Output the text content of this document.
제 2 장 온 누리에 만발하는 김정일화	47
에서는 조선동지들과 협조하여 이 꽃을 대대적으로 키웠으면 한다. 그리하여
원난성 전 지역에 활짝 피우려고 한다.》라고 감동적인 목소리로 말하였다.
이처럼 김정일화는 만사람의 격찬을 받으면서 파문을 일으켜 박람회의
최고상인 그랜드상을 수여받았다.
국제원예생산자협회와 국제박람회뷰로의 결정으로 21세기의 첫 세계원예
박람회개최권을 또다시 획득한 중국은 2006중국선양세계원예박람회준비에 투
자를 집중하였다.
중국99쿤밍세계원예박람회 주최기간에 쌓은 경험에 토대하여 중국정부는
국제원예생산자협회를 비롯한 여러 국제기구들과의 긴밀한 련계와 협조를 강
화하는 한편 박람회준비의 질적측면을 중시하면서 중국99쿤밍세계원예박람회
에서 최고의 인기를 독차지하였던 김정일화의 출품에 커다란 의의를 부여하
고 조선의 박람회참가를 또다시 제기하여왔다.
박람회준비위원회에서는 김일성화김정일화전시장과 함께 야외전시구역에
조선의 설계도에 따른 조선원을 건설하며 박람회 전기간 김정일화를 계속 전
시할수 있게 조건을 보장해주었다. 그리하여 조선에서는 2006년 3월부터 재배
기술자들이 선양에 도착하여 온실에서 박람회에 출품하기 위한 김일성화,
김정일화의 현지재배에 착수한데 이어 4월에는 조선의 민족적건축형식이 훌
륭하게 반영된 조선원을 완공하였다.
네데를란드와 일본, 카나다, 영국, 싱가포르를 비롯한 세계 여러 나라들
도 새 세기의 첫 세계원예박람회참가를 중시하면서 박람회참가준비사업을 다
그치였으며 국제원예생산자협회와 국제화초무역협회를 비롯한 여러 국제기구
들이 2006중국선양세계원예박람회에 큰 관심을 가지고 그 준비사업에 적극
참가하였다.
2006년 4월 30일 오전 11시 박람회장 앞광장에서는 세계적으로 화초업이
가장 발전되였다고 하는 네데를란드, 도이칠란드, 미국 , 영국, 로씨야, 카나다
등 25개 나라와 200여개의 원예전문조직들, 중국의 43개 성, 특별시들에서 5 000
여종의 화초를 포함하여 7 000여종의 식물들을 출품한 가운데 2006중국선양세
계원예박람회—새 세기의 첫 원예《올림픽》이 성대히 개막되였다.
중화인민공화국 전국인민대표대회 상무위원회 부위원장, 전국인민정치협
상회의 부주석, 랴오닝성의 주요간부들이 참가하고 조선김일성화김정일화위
============================================================
What is needed >>
In the entries above, find lines with "국제원예생산자협회와" and copy each.

Full answer >>
국제원예생산자협회와 국제박람회뷰로의 결정으로 21세기의 첫 세계원예
그치였으며 국제원예생산자협회와 국제화초무역협회를 비롯한 여러 국제기구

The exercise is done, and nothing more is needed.